## [DESCRIPTION OF THE TASK]
Keep the images out and copy every entry below exactly.

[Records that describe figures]
* start *

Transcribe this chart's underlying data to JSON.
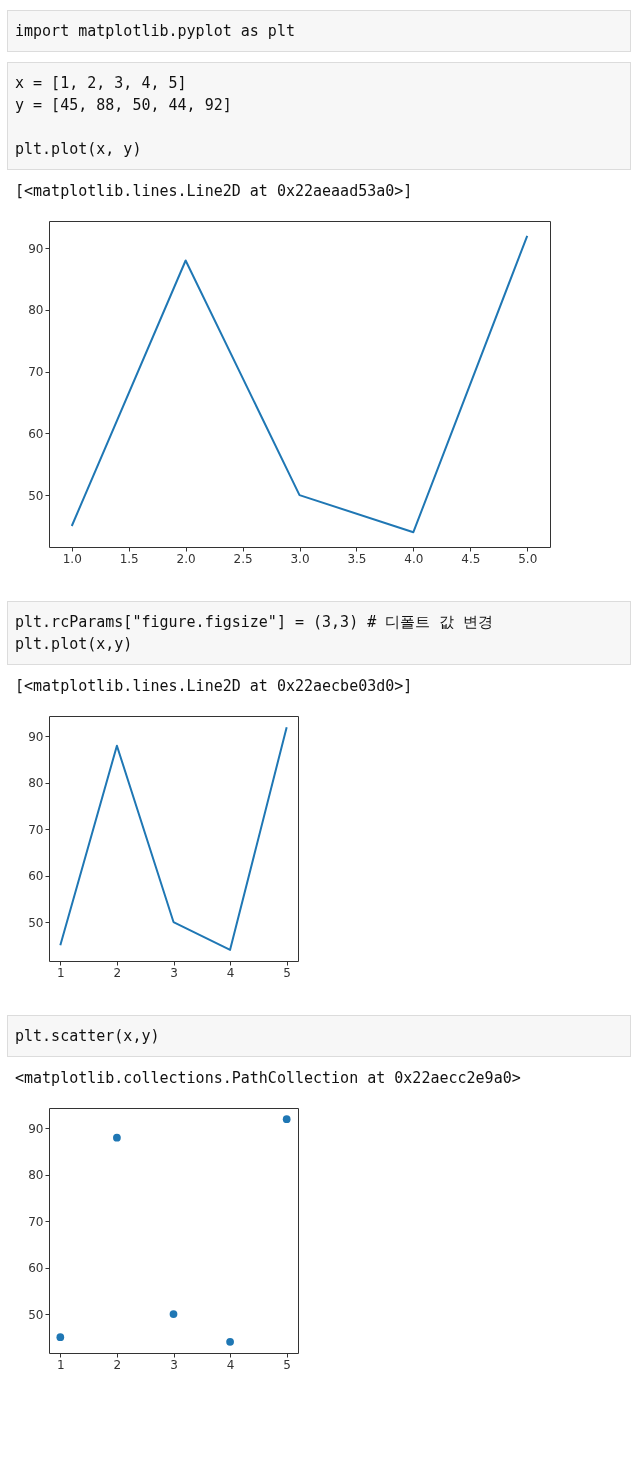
{
  "chart_data": [
    {
      "type": "line",
      "annotations": [
        "import matplotlib.pyplot as plt",
        "x = [1, 2, 3, 4, 5]\ny = [45, 88, 50, 44, 92]\n\nplt.plot(x, y)",
        "[<matplotlib.lines.Line2D at 0x22aeaad53a0>]"
      ],
      "x": [
        1,
        2,
        3,
        4,
        5
      ],
      "values": [
        45,
        88,
        50,
        44,
        92
      ],
      "color": "#1f77b4",
      "xlim": [
        0.8,
        5.2
      ],
      "ylim": [
        41.6,
        94.4
      ],
      "xticks": [
        {
          "value": 1,
          "label": "1.0"
        },
        1.5,
        {
          "value": 2,
          "label": "2.0"
        },
        2.5,
        {
          "value": 3,
          "label": "3.0"
        },
        3.5,
        {
          "value": 4,
          "label": "4.0"
        },
        4.5,
        {
          "value": 5,
          "label": "5.0"
        }
      ],
      "yticks": [
        50,
        60,
        70,
        80,
        90
      ],
      "grid": false,
      "line_style": "solid"
    },
    {
      "type": "line",
      "annotations": [
        "plt.rcParams[\"figure.figsize\"] = (3,3) # 디폴트 값 변경\nplt.plot(x,y)",
        "[<matplotlib.lines.Line2D at 0x22aecbe03d0>]"
      ],
      "x": [
        1,
        2,
        3,
        4,
        5
      ],
      "values": [
        45,
        88,
        50,
        44,
        92
      ],
      "color": "#1f77b4",
      "xlim": [
        0.8,
        5.2
      ],
      "ylim": [
        41.6,
        94.4
      ],
      "xticks": [
        1,
        2,
        3,
        4,
        5
      ],
      "yticks": [
        50,
        60,
        70,
        80,
        90
      ],
      "grid": false,
      "line_style": "solid"
    },
    {
      "type": "scatter",
      "annotations": [
        "plt.scatter(x,y)",
        "<matplotlib.collections.PathCollection at 0x22aecc2e9a0>"
      ],
      "x": [
        1,
        2,
        3,
        4,
        5
      ],
      "values": [
        45,
        88,
        50,
        44,
        92
      ],
      "color": "#1f77b4",
      "xlim": [
        0.8,
        5.2
      ],
      "ylim": [
        41.6,
        94.4
      ],
      "xticks": [
        1,
        2,
        3,
        4,
        5
      ],
      "yticks": [
        50,
        60,
        70,
        80,
        90
      ],
      "grid": false,
      "marker": "circle"
    }
  ]
}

* end *

## [FULL RESPONSE]
Transcribe this chart's underlying data to JSON.
{
  "chart_data": [
    {
      "type": "line",
      "annotations": [
        "import matplotlib.pyplot as plt",
        "x = [1, 2, 3, 4, 5]\ny = [45, 88, 50, 44, 92]\n\nplt.plot(x, y)",
        "[<matplotlib.lines.Line2D at 0x22aeaad53a0>]"
      ],
      "x": [
        1,
        2,
        3,
        4,
        5
      ],
      "values": [
        45,
        88,
        50,
        44,
        92
      ],
      "color": "#1f77b4",
      "xlim": [
        0.8,
        5.2
      ],
      "ylim": [
        41.6,
        94.4
      ],
      "xticks": [
        {
          "value": 1,
          "label": "1.0"
        },
        1.5,
        {
          "value": 2,
          "label": "2.0"
        },
        2.5,
        {
          "value": 3,
          "label": "3.0"
        },
        3.5,
        {
          "value": 4,
          "label": "4.0"
        },
        4.5,
        {
          "value": 5,
          "label": "5.0"
        }
      ],
      "yticks": [
        50,
        60,
        70,
        80,
        90
      ],
      "grid": false,
      "line_style": "solid"
    },
    {
      "type": "line",
      "annotations": [
        "plt.rcParams[\"figure.figsize\"] = (3,3) # 디폴트 값 변경\nplt.plot(x,y)",
        "[<matplotlib.lines.Line2D at 0x22aecbe03d0>]"
      ],
      "x": [
        1,
        2,
        3,
        4,
        5
      ],
      "values": [
        45,
        88,
        50,
        44,
        92
      ],
      "color": "#1f77b4",
      "xlim": [
        0.8,
        5.2
      ],
      "ylim": [
        41.6,
        94.4
      ],
      "xticks": [
        1,
        2,
        3,
        4,
        5
      ],
      "yticks": [
        50,
        60,
        70,
        80,
        90
      ],
      "grid": false,
      "line_style": "solid"
    },
    {
      "type": "scatter",
      "annotations": [
        "plt.scatter(x,y)",
        "<matplotlib.collections.PathCollection at 0x22aecc2e9a0>"
      ],
      "x": [
        1,
        2,
        3,
        4,
        5
      ],
      "values": [
        45,
        88,
        50,
        44,
        92
      ],
      "color": "#1f77b4",
      "xlim": [
        0.8,
        5.2
      ],
      "ylim": [
        41.6,
        94.4
      ],
      "xticks": [
        1,
        2,
        3,
        4,
        5
      ],
      "yticks": [
        50,
        60,
        70,
        80,
        90
      ],
      "grid": false,
      "marker": "circle"
    }
  ]
}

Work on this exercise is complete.